### Do this
Search the listing below for "have". Copy each matching line.

### Data
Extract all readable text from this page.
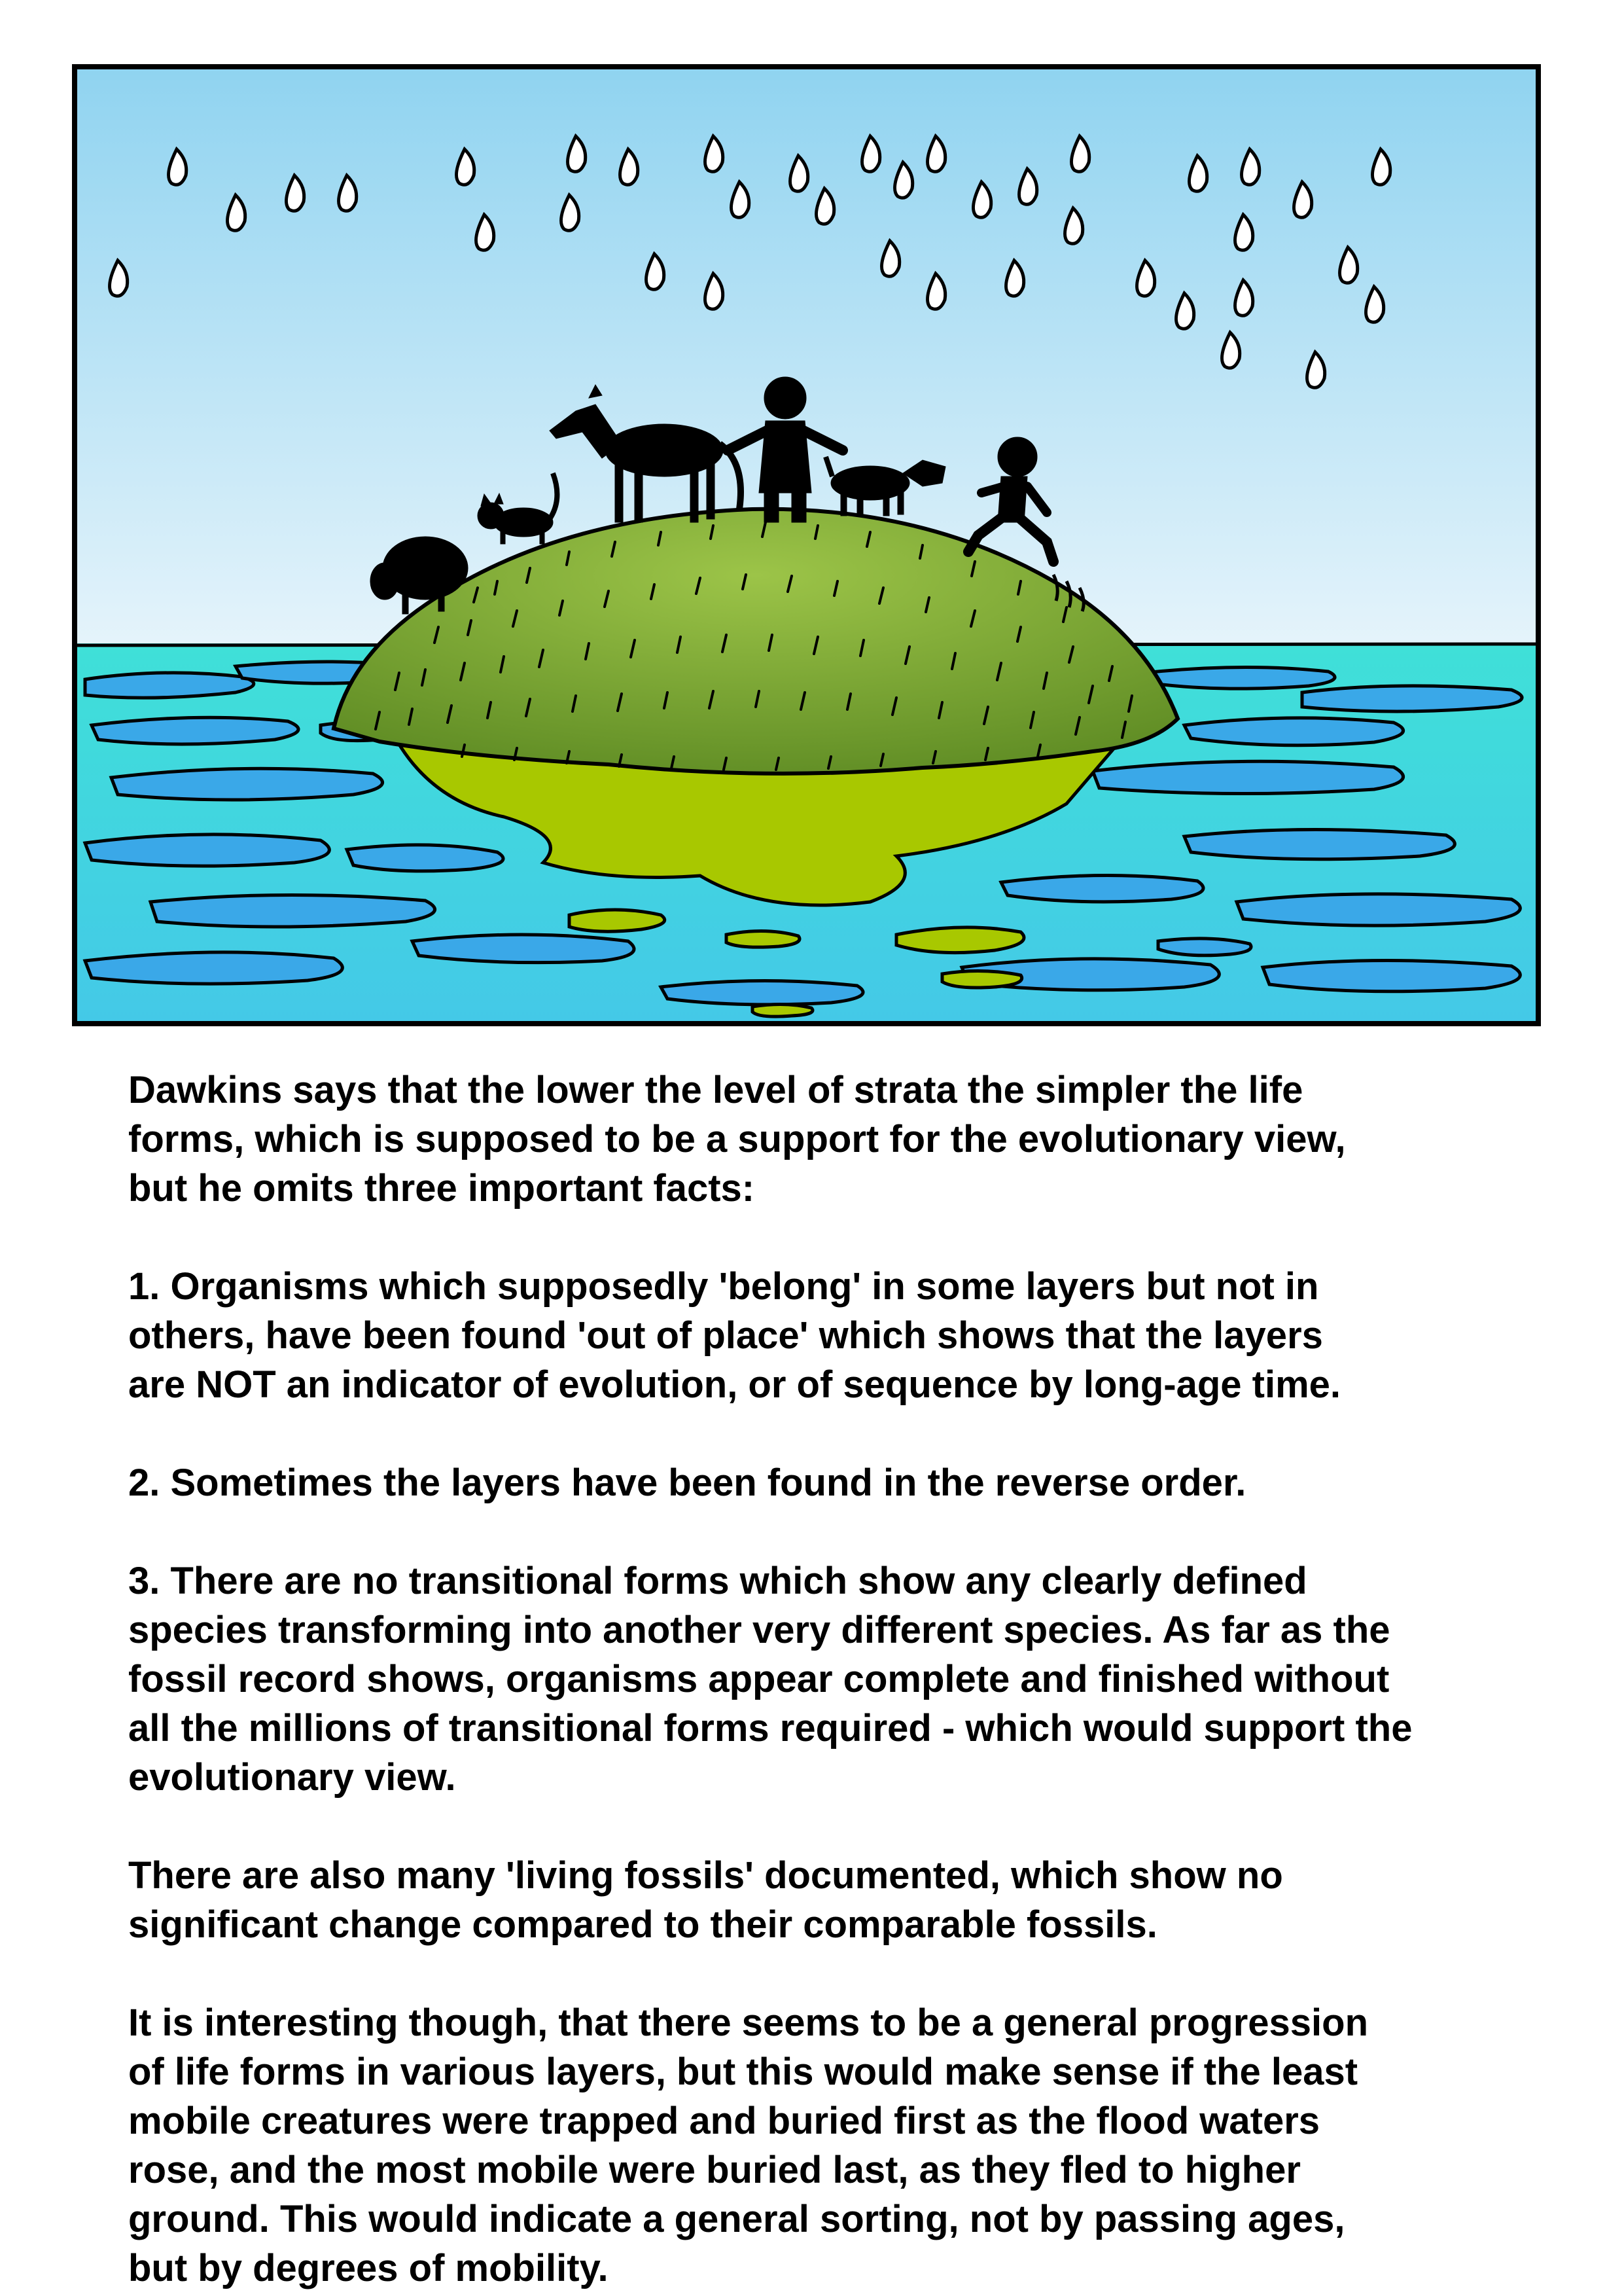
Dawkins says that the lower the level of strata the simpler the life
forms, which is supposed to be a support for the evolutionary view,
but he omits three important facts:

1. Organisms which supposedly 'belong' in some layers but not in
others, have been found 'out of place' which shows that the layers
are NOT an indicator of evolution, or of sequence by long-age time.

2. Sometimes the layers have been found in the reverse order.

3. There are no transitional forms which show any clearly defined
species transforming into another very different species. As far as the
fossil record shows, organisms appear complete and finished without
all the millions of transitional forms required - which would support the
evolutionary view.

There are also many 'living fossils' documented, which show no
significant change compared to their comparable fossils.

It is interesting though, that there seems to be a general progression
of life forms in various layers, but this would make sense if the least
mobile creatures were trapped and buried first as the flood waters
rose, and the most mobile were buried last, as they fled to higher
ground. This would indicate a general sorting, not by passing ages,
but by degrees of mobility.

### Exercise solution
others, have been found 'out of place' which shows that the layers
2. Sometimes the layers have been found in the reverse order.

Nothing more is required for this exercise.